**Task details:** Reproduce the listing below in its entirety. Change nothing.

**Data provided:**
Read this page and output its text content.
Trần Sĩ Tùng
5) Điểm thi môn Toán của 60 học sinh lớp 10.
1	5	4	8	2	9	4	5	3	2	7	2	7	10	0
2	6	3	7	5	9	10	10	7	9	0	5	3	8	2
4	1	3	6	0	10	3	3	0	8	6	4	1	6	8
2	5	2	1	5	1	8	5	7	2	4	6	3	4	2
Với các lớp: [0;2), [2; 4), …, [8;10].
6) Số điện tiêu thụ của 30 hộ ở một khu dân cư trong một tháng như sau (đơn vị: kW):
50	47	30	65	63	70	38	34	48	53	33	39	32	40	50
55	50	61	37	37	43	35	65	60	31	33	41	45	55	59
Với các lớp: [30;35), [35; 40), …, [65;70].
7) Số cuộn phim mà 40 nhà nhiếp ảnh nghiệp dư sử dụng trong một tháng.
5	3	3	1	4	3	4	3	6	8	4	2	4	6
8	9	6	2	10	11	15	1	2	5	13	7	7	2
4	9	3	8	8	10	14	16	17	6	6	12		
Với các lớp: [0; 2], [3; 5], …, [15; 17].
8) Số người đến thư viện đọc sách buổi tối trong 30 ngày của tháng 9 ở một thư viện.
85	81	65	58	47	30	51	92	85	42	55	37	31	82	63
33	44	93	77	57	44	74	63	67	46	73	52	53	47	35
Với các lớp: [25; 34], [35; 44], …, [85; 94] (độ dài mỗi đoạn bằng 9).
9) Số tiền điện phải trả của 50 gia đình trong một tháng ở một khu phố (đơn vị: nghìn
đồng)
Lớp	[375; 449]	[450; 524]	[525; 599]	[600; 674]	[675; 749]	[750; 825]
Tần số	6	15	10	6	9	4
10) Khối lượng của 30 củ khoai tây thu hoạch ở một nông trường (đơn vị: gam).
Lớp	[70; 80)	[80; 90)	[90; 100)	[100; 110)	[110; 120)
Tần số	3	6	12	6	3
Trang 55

**Completed exercise:**
Read this page and output its text content.
Trần Sĩ Tùng
5) Điểm thi môn Toán của 60 học sinh lớp 10.
1	5	4	8	2	9	4	5	3	2	7	2	7	10	0
2	6	3	7	5	9	10	10	7	9	0	5	3	8	2
4	1	3	6	0	10	3	3	0	8	6	4	1	6	8
2	5	2	1	5	1	8	5	7	2	4	6	3	4	2
Với các lớp: [0;2), [2; 4), …, [8;10].
6) Số điện tiêu thụ của 30 hộ ở một khu dân cư trong một tháng như sau (đơn vị: kW):
50	47	30	65	63	70	38	34	48	53	33	39	32	40	50
55	50	61	37	37	43	35	65	60	31	33	41	45	55	59
Với các lớp: [30;35), [35; 40), …, [65;70].
7) Số cuộn phim mà 40 nhà nhiếp ảnh nghiệp dư sử dụng trong một tháng.
5	3	3	1	4	3	4	3	6	8	4	2	4	6
8	9	6	2	10	11	15	1	2	5	13	7	7	2
4	9	3	8	8	10	14	16	17	6	6	12		
Với các lớp: [0; 2], [3; 5], …, [15; 17].
8) Số người đến thư viện đọc sách buổi tối trong 30 ngày của tháng 9 ở một thư viện.
85	81	65	58	47	30	51	92	85	42	55	37	31	82	63
33	44	93	77	57	44	74	63	67	46	73	52	53	47	35
Với các lớp: [25; 34], [35; 44], …, [85; 94] (độ dài mỗi đoạn bằng 9).
9) Số tiền điện phải trả của 50 gia đình trong một tháng ở một khu phố (đơn vị: nghìn
đồng)
Lớp	[375; 449]	[450; 524]	[525; 599]	[600; 674]	[675; 749]	[750; 825]
Tần số	6	15	10	6	9	4
10) Khối lượng của 30 củ khoai tây thu hoạch ở một nông trường (đơn vị: gam).
Lớp	[70; 80)	[80; 90)	[90; 100)	[100; 110)	[110; 120)
Tần số	3	6	12	6	3
Trang 55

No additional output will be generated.